Given request: Note each line that includes the word "daylight". Copy those lines.

━━━ Data in this exercise

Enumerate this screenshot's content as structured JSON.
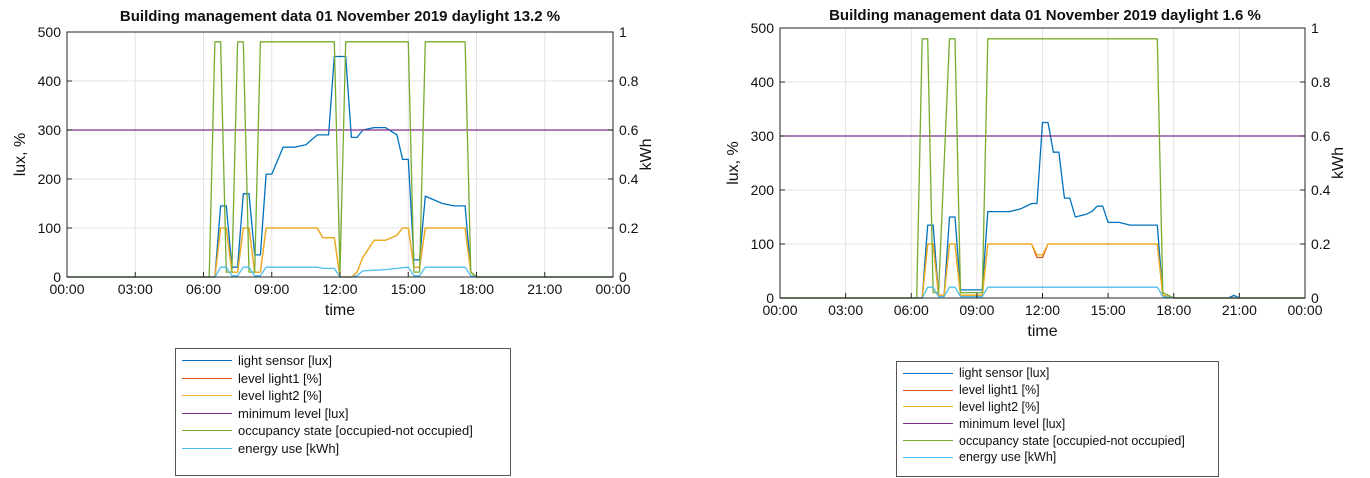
{
  "chart_data": [
    {
      "type": "line",
      "title": "Building management data 01 November 2019    daylight 13.2 %",
      "xlabel": "time",
      "ylabel": "lux, %",
      "y2label": "kWh",
      "xlim": [
        0,
        24
      ],
      "ylim": [
        0,
        500
      ],
      "y2lim": [
        0,
        1
      ],
      "grid": true,
      "legend_position": "bottom, outside",
      "x_tick_labels": [
        "00:00",
        "03:00",
        "06:00",
        "09:00",
        "12:00",
        "15:00",
        "18:00",
        "21:00",
        "00:00"
      ],
      "y_tick_labels": [
        "0",
        "100",
        "200",
        "300",
        "400",
        "500"
      ],
      "y2_tick_labels": [
        "0",
        "0.2",
        "0.4",
        "0.6",
        "0.8",
        "1"
      ],
      "series": [
        {
          "name": "light sensor [lux]",
          "color": "#0072BD",
          "axis": "left",
          "x": [
            0,
            6.5,
            6.75,
            7.0,
            7.25,
            7.5,
            7.75,
            8.0,
            8.25,
            8.5,
            8.75,
            9.0,
            9.5,
            10.0,
            10.5,
            11.0,
            11.5,
            11.75,
            12.0,
            12.25,
            12.5,
            12.75,
            13.0,
            13.5,
            14.0,
            14.5,
            14.75,
            15.0,
            15.25,
            15.5,
            15.75,
            16.0,
            16.5,
            17.0,
            17.5,
            17.75,
            18.0,
            24
          ],
          "y": [
            0,
            0,
            145,
            145,
            20,
            20,
            170,
            170,
            45,
            45,
            210,
            210,
            265,
            265,
            270,
            290,
            290,
            450,
            450,
            450,
            285,
            285,
            300,
            305,
            305,
            290,
            240,
            240,
            35,
            35,
            165,
            160,
            150,
            145,
            145,
            10,
            0,
            0
          ]
        },
        {
          "name": "level light1 [%]",
          "color": "#D95319",
          "axis": "left",
          "x": [
            0,
            6.5,
            6.75,
            7.0,
            7.25,
            7.5,
            7.75,
            8.0,
            8.25,
            8.5,
            8.75,
            11.0,
            11.25,
            11.75,
            12.0,
            12.25,
            12.5,
            12.75,
            13.0,
            13.5,
            14.0,
            14.5,
            14.75,
            15.0,
            15.25,
            15.5,
            15.75,
            16.0,
            17.5,
            17.75,
            18.0,
            24
          ],
          "y": [
            0,
            0,
            100,
            100,
            10,
            10,
            100,
            100,
            10,
            10,
            100,
            100,
            80,
            80,
            0,
            0,
            0,
            10,
            40,
            75,
            75,
            85,
            100,
            100,
            20,
            20,
            100,
            100,
            100,
            10,
            0,
            0
          ]
        },
        {
          "name": "level light2 [%]",
          "color": "#EDB120",
          "axis": "left",
          "x": [
            0,
            6.5,
            6.75,
            7.0,
            7.25,
            7.5,
            7.75,
            8.0,
            8.25,
            8.5,
            8.75,
            11.0,
            11.25,
            11.75,
            12.0,
            12.25,
            12.5,
            12.75,
            13.0,
            13.5,
            14.0,
            14.5,
            14.75,
            15.0,
            15.25,
            15.5,
            15.75,
            16.0,
            17.5,
            17.75,
            18.0,
            24
          ],
          "y": [
            0,
            0,
            100,
            100,
            10,
            10,
            100,
            100,
            10,
            10,
            100,
            100,
            80,
            80,
            0,
            0,
            0,
            10,
            40,
            75,
            75,
            85,
            100,
            100,
            20,
            20,
            100,
            100,
            100,
            10,
            0,
            0
          ]
        },
        {
          "name": "minimum level [lux]",
          "color": "#7E2F8E",
          "axis": "left",
          "x": [
            0,
            24
          ],
          "y": [
            300,
            300
          ]
        },
        {
          "name": "occupancy state [occupied-not occupied]",
          "color": "#77AC30",
          "axis": "right",
          "x": [
            0,
            6.25,
            6.5,
            6.75,
            7.0,
            7.25,
            7.5,
            7.75,
            8.0,
            8.25,
            8.5,
            8.75,
            11.75,
            12.0,
            12.25,
            12.5,
            15.0,
            15.25,
            15.5,
            15.75,
            17.5,
            17.75,
            18.0,
            24
          ],
          "y": [
            0,
            0,
            0.96,
            0.96,
            0.02,
            0.02,
            0.96,
            0.96,
            0.02,
            0.02,
            0.96,
            0.96,
            0.96,
            0.02,
            0.96,
            0.96,
            0.96,
            0.02,
            0.02,
            0.96,
            0.96,
            0.02,
            0,
            0
          ]
        },
        {
          "name": "energy use [kWh]",
          "color": "#4DBEEE",
          "axis": "right",
          "x": [
            0,
            6.5,
            6.75,
            7.0,
            7.25,
            7.5,
            7.75,
            8.0,
            8.25,
            8.5,
            8.75,
            11.0,
            11.25,
            11.75,
            12.0,
            12.25,
            12.5,
            12.75,
            13.0,
            14.0,
            14.5,
            15.0,
            15.25,
            15.5,
            15.75,
            16.0,
            17.5,
            17.75,
            18.0,
            24
          ],
          "y": [
            0,
            0,
            0.04,
            0.04,
            0.005,
            0.005,
            0.04,
            0.04,
            0.005,
            0.005,
            0.04,
            0.04,
            0.035,
            0.035,
            0,
            0,
            0,
            0.005,
            0.025,
            0.03,
            0.035,
            0.04,
            0.005,
            0.005,
            0.04,
            0.04,
            0.04,
            0.005,
            0,
            0
          ]
        }
      ]
    },
    {
      "type": "line",
      "title": "Building management data 01 November 2019    daylight 1.6 %",
      "xlabel": "time",
      "ylabel": "lux, %",
      "y2label": "kWh",
      "xlim": [
        0,
        24
      ],
      "ylim": [
        0,
        500
      ],
      "y2lim": [
        0,
        1
      ],
      "grid": true,
      "legend_position": "bottom, outside",
      "x_tick_labels": [
        "00:00",
        "03:00",
        "06:00",
        "09:00",
        "12:00",
        "15:00",
        "18:00",
        "21:00",
        "00:00"
      ],
      "y_tick_labels": [
        "0",
        "100",
        "200",
        "300",
        "400",
        "500"
      ],
      "y2_tick_labels": [
        "0",
        "0.2",
        "0.4",
        "0.6",
        "0.8",
        "1"
      ],
      "series": [
        {
          "name": "light sensor [lux]",
          "color": "#0072BD",
          "axis": "left",
          "x": [
            0,
            6.5,
            6.75,
            7.0,
            7.25,
            7.5,
            7.75,
            8.0,
            8.25,
            8.5,
            8.75,
            9.25,
            9.5,
            10.0,
            10.5,
            11.0,
            11.5,
            11.75,
            12.0,
            12.25,
            12.5,
            12.75,
            13.0,
            13.25,
            13.5,
            14.0,
            14.25,
            14.5,
            14.75,
            15.0,
            15.5,
            16.0,
            16.5,
            17.0,
            17.25,
            17.5,
            18.0,
            20.5,
            20.75,
            21.0,
            24
          ],
          "y": [
            0,
            0,
            135,
            135,
            5,
            5,
            150,
            150,
            15,
            15,
            15,
            15,
            160,
            160,
            160,
            165,
            175,
            175,
            325,
            325,
            270,
            270,
            185,
            185,
            150,
            155,
            160,
            170,
            170,
            140,
            140,
            135,
            135,
            135,
            135,
            5,
            0,
            0,
            5,
            0,
            0
          ]
        },
        {
          "name": "level light1 [%]",
          "color": "#D95319",
          "axis": "left",
          "x": [
            0,
            6.5,
            6.75,
            7.0,
            7.25,
            7.5,
            7.75,
            8.0,
            8.25,
            8.5,
            9.25,
            9.5,
            11.5,
            11.75,
            12.0,
            12.25,
            12.5,
            17.25,
            17.5,
            18.0,
            24
          ],
          "y": [
            0,
            0,
            100,
            100,
            5,
            5,
            100,
            100,
            5,
            5,
            5,
            100,
            100,
            75,
            75,
            100,
            100,
            100,
            5,
            0,
            0
          ]
        },
        {
          "name": "level light2 [%]",
          "color": "#EDB120",
          "axis": "left",
          "x": [
            0,
            6.5,
            6.75,
            7.0,
            7.25,
            7.5,
            7.75,
            8.0,
            8.25,
            8.5,
            9.25,
            9.5,
            11.5,
            11.75,
            12.0,
            12.25,
            12.5,
            17.25,
            17.5,
            18.0,
            24
          ],
          "y": [
            0,
            0,
            100,
            100,
            5,
            5,
            100,
            100,
            5,
            5,
            5,
            100,
            100,
            80,
            80,
            100,
            100,
            100,
            5,
            0,
            0
          ]
        },
        {
          "name": "minimum level [lux]",
          "color": "#7E2F8E",
          "axis": "left",
          "x": [
            0,
            24
          ],
          "y": [
            300,
            300
          ]
        },
        {
          "name": "occupancy state [occupied-not occupied]",
          "color": "#77AC30",
          "axis": "right",
          "x": [
            0,
            6.25,
            6.5,
            6.75,
            7.0,
            7.25,
            7.75,
            8.0,
            8.25,
            8.5,
            9.25,
            9.5,
            17.25,
            17.5,
            18.0,
            24
          ],
          "y": [
            0,
            0,
            0.96,
            0.96,
            0.02,
            0.02,
            0.96,
            0.96,
            0.02,
            0.02,
            0.02,
            0.96,
            0.96,
            0.02,
            0,
            0
          ]
        },
        {
          "name": "energy use [kWh]",
          "color": "#4DBEEE",
          "axis": "right",
          "x": [
            0,
            6.5,
            6.75,
            7.0,
            7.25,
            7.5,
            7.75,
            8.0,
            8.25,
            8.5,
            9.25,
            9.5,
            17.25,
            17.5,
            18.0,
            24
          ],
          "y": [
            0,
            0,
            0.04,
            0.04,
            0.005,
            0.005,
            0.04,
            0.04,
            0.005,
            0.005,
            0.005,
            0.04,
            0.04,
            0.005,
            0,
            0
          ]
        }
      ]
    }
  ]
}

━━━━━━

Complete response:
      "title": "Building management data 01 November 2019    daylight 13.2 %",
      "title": "Building management data 01 November 2019    daylight 1.6 %",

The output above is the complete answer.